PROBLEM TO SOLVE: Extract every line below, verbatim.

AVAILABLE RECORDS:
%%

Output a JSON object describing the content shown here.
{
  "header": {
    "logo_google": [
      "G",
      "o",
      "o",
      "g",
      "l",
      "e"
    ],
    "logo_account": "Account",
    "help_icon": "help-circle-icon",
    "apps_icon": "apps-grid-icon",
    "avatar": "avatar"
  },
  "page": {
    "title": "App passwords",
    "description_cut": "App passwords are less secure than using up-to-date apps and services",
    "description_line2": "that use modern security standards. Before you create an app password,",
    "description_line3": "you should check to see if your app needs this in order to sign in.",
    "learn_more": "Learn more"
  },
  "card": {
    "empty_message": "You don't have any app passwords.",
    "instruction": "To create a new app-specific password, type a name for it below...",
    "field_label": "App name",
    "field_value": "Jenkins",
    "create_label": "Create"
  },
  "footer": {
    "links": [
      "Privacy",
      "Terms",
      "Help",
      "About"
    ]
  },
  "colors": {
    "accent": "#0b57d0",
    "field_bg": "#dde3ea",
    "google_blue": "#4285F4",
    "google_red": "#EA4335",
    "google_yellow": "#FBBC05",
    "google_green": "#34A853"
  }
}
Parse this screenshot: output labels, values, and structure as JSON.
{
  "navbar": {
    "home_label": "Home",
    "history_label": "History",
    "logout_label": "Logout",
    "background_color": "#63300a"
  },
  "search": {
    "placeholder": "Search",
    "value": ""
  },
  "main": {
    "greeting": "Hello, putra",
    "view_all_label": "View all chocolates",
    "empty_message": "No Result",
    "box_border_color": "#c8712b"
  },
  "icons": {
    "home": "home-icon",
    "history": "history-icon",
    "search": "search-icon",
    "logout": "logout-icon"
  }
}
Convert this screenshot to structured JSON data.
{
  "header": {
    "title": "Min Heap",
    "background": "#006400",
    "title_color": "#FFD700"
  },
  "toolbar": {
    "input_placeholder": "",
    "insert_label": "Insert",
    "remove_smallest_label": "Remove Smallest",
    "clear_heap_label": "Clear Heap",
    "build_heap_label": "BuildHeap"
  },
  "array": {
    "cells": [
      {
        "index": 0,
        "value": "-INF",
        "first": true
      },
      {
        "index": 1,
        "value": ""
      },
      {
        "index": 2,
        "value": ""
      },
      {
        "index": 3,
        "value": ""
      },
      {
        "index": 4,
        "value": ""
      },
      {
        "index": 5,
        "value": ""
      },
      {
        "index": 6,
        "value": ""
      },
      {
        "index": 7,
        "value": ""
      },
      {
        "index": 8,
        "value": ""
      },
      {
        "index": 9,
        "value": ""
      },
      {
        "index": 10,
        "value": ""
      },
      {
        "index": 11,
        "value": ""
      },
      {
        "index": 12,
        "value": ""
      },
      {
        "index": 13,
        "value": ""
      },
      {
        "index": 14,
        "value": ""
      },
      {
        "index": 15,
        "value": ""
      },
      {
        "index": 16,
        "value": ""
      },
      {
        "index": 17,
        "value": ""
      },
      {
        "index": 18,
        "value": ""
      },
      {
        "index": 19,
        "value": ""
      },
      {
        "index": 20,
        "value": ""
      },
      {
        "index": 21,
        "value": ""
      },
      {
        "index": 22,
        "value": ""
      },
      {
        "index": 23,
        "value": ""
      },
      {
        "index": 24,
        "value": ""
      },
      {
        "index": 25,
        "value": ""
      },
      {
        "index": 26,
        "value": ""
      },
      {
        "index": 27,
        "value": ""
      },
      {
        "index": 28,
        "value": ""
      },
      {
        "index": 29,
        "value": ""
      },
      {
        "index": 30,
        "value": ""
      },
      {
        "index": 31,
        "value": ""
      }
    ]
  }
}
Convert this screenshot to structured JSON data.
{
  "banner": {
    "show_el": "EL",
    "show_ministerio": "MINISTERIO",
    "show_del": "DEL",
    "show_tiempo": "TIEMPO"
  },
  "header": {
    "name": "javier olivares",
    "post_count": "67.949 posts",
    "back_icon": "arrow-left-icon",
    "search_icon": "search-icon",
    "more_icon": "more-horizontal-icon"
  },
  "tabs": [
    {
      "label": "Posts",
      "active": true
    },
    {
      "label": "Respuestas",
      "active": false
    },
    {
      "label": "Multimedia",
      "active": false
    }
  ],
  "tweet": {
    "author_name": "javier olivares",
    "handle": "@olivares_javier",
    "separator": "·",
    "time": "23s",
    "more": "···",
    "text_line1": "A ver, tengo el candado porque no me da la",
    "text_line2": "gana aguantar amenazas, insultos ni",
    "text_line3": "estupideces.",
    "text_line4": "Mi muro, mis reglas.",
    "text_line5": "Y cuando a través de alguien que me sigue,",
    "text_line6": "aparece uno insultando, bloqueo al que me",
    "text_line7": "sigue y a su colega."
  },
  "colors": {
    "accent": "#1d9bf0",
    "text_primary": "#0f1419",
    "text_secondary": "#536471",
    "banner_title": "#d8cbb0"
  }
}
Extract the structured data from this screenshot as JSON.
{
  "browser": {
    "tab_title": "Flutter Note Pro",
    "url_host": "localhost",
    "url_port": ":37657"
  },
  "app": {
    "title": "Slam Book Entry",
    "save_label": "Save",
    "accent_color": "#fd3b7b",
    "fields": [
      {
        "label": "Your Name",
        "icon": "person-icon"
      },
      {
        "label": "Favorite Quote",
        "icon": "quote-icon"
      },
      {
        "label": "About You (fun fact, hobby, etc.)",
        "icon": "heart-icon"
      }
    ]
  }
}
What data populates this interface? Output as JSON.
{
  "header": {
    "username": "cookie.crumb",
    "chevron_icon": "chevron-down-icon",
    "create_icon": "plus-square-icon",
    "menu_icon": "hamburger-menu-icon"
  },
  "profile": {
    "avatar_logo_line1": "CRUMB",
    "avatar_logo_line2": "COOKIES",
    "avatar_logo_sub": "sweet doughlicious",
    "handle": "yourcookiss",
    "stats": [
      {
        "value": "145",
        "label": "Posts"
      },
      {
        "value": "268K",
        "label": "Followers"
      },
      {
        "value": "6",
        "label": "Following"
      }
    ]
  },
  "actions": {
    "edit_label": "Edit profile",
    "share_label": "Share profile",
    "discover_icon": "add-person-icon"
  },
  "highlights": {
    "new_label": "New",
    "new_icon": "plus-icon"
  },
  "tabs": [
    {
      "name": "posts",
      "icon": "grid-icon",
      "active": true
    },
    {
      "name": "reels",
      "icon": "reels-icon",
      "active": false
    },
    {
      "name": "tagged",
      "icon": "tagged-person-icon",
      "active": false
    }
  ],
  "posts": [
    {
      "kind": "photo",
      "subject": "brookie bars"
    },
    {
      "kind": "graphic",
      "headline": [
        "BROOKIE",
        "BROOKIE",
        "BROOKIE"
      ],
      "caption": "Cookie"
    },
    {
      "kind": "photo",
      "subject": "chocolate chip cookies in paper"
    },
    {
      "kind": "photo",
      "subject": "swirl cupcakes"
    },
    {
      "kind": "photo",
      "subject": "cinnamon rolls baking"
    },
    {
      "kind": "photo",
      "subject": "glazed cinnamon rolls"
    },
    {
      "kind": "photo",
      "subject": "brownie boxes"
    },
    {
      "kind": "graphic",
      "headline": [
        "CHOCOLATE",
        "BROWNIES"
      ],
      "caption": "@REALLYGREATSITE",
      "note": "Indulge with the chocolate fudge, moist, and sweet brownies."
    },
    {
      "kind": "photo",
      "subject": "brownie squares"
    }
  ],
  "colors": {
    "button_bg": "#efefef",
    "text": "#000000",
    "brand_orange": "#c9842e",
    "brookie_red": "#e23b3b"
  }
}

%%

RESPONSE FOR THIS EXERCISE:
Output a JSON object describing the content shown here.
{
  "header": {
    "logo_google": [
      "G",
      "o",
      "o",
      "g",
      "l",
      "e"
    ],
    "logo_account": "Account",
    "help_icon": "help-circle-icon",
    "apps_icon": "apps-grid-icon",
    "avatar": "avatar"
  },
  "page": {
    "title": "App passwords",
    "description_cut": "App passwords are less secure than using up-to-date apps and services",
    "description_line2": "that use modern security standards. Before you create an app password,",
    "description_line3": "you should check to see if your app needs this in order to sign in.",
    "learn_more": "Learn more"
  },
  "card": {
    "empty_message": "You don't have any app passwords.",
    "instruction": "To create a new app-specific password, type a name for it below...",
    "field_label": "App name",
    "field_value": "Jenkins",
    "create_label": "Create"
  },
  "footer": {
    "links": [
      "Privacy",
      "Terms",
      "Help",
      "About"
    ]
  },
  "colors": {
    "accent": "#0b57d0",
    "field_bg": "#dde3ea",
    "google_blue": "#4285F4",
    "google_red": "#EA4335",
    "google_yellow": "#FBBC05",
    "google_green": "#34A853"
  }
}
Parse this screenshot: output labels, values, and structure as JSON.
{
  "navbar": {
    "home_label": "Home",
    "history_label": "History",
    "logout_label": "Logout",
    "background_color": "#63300a"
  },
  "search": {
    "placeholder": "Search",
    "value": ""
  },
  "main": {
    "greeting": "Hello, putra",
    "view_all_label": "View all chocolates",
    "empty_message": "No Result",
    "box_border_color": "#c8712b"
  },
  "icons": {
    "home": "home-icon",
    "history": "history-icon",
    "search": "search-icon",
    "logout": "logout-icon"
  }
}
Convert this screenshot to structured JSON data.
{
  "header": {
    "title": "Min Heap",
    "background": "#006400",
    "title_color": "#FFD700"
  },
  "toolbar": {
    "input_placeholder": "",
    "insert_label": "Insert",
    "remove_smallest_label": "Remove Smallest",
    "clear_heap_label": "Clear Heap",
    "build_heap_label": "BuildHeap"
  },
  "array": {
    "cells": [
      {
        "index": 0,
        "value": "-INF",
        "first": true
      },
      {
        "index": 1,
        "value": ""
      },
      {
        "index": 2,
        "value": ""
      },
      {
        "index": 3,
        "value": ""
      },
      {
        "index": 4,
        "value": ""
      },
      {
        "index": 5,
        "value": ""
      },
      {
        "index": 6,
        "value": ""
      },
      {
        "index": 7,
        "value": ""
      },
      {
        "index": 8,
        "value": ""
      },
      {
        "index": 9,
        "value": ""
      },
      {
        "index": 10,
        "value": ""
      },
      {
        "index": 11,
        "value": ""
      },
      {
        "index": 12,
        "value": ""
      },
      {
        "index": 13,
        "value": ""
      },
      {
        "index": 14,
        "value": ""
      },
      {
        "index": 15,
        "value": ""
      },
      {
        "index": 16,
        "value": ""
      },
      {
        "index": 17,
        "value": ""
      },
      {
        "index": 18,
        "value": ""
      },
      {
        "index": 19,
        "value": ""
      },
      {
        "index": 20,
        "value": ""
      },
      {
        "index": 21,
        "value": ""
      },
      {
        "index": 22,
        "value": ""
      },
      {
        "index": 23,
        "value": ""
      },
      {
        "index": 24,
        "value": ""
      },
      {
        "index": 25,
        "value": ""
      },
      {
        "index": 26,
        "value": ""
      },
      {
        "index": 27,
        "value": ""
      },
      {
        "index": 28,
        "value": ""
      },
      {
        "index": 29,
        "value": ""
      },
      {
        "index": 30,
        "value": ""
      },
      {
        "index": 31,
        "value": ""
      }
    ]
  }
}
Convert this screenshot to structured JSON data.
{
  "banner": {
    "show_el": "EL",
    "show_ministerio": "MINISTERIO",
    "show_del": "DEL",
    "show_tiempo": "TIEMPO"
  },
  "header": {
    "name": "javier olivares",
    "post_count": "67.949 posts",
    "back_icon": "arrow-left-icon",
    "search_icon": "search-icon",
    "more_icon": "more-horizontal-icon"
  },
  "tabs": [
    {
      "label": "Posts",
      "active": true
    },
    {
      "label": "Respuestas",
      "active": false
    },
    {
      "label": "Multimedia",
      "active": false
    }
  ],
  "tweet": {
    "author_name": "javier olivares",
    "handle": "@olivares_javier",
    "separator": "·",
    "time": "23s",
    "more": "···",
    "text_line1": "A ver, tengo el candado porque no me da la",
    "text_line2": "gana aguantar amenazas, insultos ni",
    "text_line3": "estupideces.",
    "text_line4": "Mi muro, mis reglas.",
    "text_line5": "Y cuando a través de alguien que me sigue,",
    "text_line6": "aparece uno insultando, bloqueo al que me",
    "text_line7": "sigue y a su colega."
  },
  "colors": {
    "accent": "#1d9bf0",
    "text_primary": "#0f1419",
    "text_secondary": "#536471",
    "banner_title": "#d8cbb0"
  }
}
Extract the structured data from this screenshot as JSON.
{
  "browser": {
    "tab_title": "Flutter Note Pro",
    "url_host": "localhost",
    "url_port": ":37657"
  },
  "app": {
    "title": "Slam Book Entry",
    "save_label": "Save",
    "accent_color": "#fd3b7b",
    "fields": [
      {
        "label": "Your Name",
        "icon": "person-icon"
      },
      {
        "label": "Favorite Quote",
        "icon": "quote-icon"
      },
      {
        "label": "About You (fun fact, hobby, etc.)",
        "icon": "heart-icon"
      }
    ]
  }
}
What data populates this interface? Output as JSON.
{
  "header": {
    "username": "cookie.crumb",
    "chevron_icon": "chevron-down-icon",
    "create_icon": "plus-square-icon",
    "menu_icon": "hamburger-menu-icon"
  },
  "profile": {
    "avatar_logo_line1": "CRUMB",
    "avatar_logo_line2": "COOKIES",
    "avatar_logo_sub": "sweet doughlicious",
    "handle": "yourcookiss",
    "stats": [
      {
        "value": "145",
        "label": "Posts"
      },
      {
        "value": "268K",
        "label": "Followers"
      },
      {
        "value": "6",
        "label": "Following"
      }
    ]
  },
  "actions": {
    "edit_label": "Edit profile",
    "share_label": "Share profile",
    "discover_icon": "add-person-icon"
  },
  "highlights": {
    "new_label": "New",
    "new_icon": "plus-icon"
  },
  "tabs": [
    {
      "name": "posts",
      "icon": "grid-icon",
      "active": true
    },
    {
      "name": "reels",
      "icon": "reels-icon",
      "active": false
    },
    {
      "name": "tagged",
      "icon": "tagged-person-icon",
      "active": false
    }
  ],
  "posts": [
    {
      "kind": "photo",
      "subject": "brookie bars"
    },
    {
      "kind": "graphic",
      "headline": [
        "BROOKIE",
        "BROOKIE",
        "BROOKIE"
      ],
      "caption": "Cookie"
    },
    {
      "kind": "photo",
      "subject": "chocolate chip cookies in paper"
    },
    {
      "kind": "photo",
      "subject": "swirl cupcakes"
    },
    {
      "kind": "photo",
      "subject": "cinnamon rolls baking"
    },
    {
      "kind": "photo",
      "subject": "glazed cinnamon rolls"
    },
    {
      "kind": "photo",
      "subject": "brownie boxes"
    },
    {
      "kind": "graphic",
      "headline": [
        "CHOCOLATE",
        "BROWNIES"
      ],
      "caption": "@REALLYGREATSITE",
      "note": "Indulge with the chocolate fudge, moist, and sweet brownies."
    },
    {
      "kind": "photo",
      "subject": "brownie squares"
    }
  ],
  "colors": {
    "button_bg": "#efefef",
    "text": "#000000",
    "brand_orange": "#c9842e",
    "brookie_red": "#e23b3b"
  }
}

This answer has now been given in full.